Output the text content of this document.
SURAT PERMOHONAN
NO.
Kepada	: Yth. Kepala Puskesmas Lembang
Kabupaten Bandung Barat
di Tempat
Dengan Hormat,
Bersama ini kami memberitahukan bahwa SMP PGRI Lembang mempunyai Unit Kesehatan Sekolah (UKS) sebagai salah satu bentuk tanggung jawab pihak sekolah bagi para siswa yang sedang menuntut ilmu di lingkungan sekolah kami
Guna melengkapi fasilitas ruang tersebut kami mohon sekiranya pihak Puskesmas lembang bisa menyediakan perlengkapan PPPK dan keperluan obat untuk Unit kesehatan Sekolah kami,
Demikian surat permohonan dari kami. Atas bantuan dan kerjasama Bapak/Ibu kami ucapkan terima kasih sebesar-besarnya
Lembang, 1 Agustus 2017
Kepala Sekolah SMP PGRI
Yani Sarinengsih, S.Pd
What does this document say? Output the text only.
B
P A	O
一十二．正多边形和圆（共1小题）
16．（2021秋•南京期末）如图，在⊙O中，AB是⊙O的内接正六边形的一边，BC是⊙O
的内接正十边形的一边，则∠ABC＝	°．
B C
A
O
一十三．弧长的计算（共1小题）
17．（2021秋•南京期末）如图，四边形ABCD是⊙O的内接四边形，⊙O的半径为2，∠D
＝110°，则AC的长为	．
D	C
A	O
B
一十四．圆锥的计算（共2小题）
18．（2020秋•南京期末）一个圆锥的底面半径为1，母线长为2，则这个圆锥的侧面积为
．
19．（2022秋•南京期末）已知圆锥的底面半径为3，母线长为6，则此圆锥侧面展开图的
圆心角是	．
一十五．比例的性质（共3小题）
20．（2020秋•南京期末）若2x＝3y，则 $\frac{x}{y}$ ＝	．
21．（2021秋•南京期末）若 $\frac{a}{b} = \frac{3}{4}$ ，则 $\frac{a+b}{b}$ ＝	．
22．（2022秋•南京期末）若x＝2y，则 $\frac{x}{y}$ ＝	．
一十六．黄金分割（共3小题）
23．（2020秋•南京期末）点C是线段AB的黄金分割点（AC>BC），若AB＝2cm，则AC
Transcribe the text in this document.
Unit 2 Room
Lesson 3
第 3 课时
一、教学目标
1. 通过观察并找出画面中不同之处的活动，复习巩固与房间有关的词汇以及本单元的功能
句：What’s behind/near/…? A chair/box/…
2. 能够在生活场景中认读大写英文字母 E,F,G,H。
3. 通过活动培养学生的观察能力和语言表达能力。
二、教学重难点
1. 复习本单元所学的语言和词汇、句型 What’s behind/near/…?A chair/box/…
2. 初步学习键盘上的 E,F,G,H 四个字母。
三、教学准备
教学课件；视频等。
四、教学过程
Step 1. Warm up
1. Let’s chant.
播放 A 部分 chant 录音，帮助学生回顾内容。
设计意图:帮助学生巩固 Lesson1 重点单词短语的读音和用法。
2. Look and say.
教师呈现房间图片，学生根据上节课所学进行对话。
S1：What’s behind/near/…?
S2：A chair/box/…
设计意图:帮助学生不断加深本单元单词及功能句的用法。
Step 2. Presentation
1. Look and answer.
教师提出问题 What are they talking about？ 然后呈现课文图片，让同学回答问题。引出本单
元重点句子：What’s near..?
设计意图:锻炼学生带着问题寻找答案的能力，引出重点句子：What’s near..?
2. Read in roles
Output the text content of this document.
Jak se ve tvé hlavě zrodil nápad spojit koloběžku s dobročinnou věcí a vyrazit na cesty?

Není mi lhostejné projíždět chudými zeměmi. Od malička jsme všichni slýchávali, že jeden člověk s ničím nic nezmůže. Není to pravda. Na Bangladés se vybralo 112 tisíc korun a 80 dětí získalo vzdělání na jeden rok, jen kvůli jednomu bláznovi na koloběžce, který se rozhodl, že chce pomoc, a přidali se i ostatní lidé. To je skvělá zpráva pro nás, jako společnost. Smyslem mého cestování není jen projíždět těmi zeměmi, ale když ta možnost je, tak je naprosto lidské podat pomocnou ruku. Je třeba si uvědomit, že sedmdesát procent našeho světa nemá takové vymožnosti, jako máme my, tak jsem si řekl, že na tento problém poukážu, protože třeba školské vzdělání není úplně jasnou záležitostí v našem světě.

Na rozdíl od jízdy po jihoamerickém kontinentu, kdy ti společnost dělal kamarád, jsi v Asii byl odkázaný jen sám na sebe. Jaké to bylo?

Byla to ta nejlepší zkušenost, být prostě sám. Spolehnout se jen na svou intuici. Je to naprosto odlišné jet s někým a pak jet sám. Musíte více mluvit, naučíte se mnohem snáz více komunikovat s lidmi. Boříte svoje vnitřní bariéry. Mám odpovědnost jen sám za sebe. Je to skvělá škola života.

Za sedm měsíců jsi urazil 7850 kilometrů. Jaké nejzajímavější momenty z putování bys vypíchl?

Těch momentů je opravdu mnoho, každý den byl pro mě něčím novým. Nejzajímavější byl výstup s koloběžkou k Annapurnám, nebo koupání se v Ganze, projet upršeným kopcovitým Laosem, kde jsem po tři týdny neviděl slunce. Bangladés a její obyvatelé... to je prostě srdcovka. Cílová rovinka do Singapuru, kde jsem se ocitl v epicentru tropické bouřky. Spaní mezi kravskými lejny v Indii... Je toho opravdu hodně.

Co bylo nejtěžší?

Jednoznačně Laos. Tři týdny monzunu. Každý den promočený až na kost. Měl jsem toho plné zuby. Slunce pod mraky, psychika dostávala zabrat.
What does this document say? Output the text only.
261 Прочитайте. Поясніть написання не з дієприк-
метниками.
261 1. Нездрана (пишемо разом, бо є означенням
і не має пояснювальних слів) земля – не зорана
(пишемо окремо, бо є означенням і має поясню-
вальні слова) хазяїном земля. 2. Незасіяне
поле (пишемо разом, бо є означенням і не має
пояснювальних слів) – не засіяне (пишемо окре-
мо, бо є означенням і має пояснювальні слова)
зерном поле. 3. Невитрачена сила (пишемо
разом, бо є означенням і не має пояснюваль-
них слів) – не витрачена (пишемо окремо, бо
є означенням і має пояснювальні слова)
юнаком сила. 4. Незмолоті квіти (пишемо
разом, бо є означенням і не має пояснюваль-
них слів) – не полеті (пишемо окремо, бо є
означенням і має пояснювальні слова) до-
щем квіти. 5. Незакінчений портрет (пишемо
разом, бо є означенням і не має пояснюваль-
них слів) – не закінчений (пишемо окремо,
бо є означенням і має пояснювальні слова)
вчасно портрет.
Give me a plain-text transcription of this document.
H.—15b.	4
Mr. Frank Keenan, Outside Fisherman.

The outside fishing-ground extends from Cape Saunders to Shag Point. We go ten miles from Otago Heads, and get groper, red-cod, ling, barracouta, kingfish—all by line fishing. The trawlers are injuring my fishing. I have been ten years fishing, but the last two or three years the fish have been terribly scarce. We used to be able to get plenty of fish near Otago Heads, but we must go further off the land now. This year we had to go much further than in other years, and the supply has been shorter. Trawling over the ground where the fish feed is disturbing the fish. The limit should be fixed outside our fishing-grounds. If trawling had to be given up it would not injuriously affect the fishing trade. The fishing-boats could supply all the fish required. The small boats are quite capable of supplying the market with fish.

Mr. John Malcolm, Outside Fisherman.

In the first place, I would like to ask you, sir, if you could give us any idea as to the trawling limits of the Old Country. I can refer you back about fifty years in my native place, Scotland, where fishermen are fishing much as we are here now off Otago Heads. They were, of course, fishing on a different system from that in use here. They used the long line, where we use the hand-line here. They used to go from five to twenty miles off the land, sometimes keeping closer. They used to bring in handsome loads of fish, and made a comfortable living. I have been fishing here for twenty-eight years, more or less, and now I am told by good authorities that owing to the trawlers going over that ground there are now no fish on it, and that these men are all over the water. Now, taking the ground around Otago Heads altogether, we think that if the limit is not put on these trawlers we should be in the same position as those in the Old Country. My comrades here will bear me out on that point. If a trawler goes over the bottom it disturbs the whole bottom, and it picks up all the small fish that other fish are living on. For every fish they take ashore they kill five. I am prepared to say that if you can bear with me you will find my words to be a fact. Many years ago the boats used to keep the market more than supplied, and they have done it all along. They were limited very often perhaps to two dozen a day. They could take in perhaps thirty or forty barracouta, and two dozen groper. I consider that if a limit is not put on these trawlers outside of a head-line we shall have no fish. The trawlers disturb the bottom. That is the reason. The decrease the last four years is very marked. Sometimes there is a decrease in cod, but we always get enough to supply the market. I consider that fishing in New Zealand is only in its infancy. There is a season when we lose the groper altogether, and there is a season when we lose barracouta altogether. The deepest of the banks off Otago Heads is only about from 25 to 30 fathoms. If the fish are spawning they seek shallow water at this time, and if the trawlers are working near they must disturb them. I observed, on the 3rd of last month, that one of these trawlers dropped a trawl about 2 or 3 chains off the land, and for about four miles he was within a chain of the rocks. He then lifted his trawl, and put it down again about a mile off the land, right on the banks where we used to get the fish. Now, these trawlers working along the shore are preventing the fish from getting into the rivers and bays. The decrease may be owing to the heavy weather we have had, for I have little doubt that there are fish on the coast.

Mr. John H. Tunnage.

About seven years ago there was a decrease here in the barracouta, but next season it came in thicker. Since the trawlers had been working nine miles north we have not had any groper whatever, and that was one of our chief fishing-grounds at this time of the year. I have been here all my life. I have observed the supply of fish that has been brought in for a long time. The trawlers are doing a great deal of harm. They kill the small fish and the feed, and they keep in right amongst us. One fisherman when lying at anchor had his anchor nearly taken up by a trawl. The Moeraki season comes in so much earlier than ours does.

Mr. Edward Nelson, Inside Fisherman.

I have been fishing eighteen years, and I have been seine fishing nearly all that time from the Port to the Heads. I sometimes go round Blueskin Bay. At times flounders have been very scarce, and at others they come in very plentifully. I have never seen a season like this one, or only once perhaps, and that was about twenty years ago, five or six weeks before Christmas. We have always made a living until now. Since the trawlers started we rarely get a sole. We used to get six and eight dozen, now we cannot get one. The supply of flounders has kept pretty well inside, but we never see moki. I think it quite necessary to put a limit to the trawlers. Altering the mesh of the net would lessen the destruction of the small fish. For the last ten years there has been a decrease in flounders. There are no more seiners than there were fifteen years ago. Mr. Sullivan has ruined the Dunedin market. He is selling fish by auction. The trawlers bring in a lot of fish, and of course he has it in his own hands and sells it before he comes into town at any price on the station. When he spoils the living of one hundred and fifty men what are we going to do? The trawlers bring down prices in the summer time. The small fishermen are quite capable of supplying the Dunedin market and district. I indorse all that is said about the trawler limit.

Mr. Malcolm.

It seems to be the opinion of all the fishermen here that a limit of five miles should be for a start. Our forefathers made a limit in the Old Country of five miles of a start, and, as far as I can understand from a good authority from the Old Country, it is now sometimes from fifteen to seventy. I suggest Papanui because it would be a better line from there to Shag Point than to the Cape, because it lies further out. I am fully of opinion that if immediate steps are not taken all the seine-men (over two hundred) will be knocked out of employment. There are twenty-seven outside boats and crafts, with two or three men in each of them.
■ ■ ■ ■ ■ ■ ■
TASK DETAILS = Track down every line with the word "Sekolah" and copy it.

CORRECT OUTPUT =
Bersama ini kami memberitahukan bahwa SMP PGRI Lembang mempunyai Unit Kesehatan Sekolah (UKS) sebagai salah satu bentuk tanggung jawab pihak sekolah bagi para siswa yang sedang menuntut ilmu di lingkungan sekolah kami
Guna melengkapi fasilitas ruang tersebut kami mohon sekiranya pihak Puskesmas lembang bisa menyediakan perlengkapan PPPK dan keperluan obat untuk Unit kesehatan Sekolah kami,
Kepala Sekolah SMP PGRI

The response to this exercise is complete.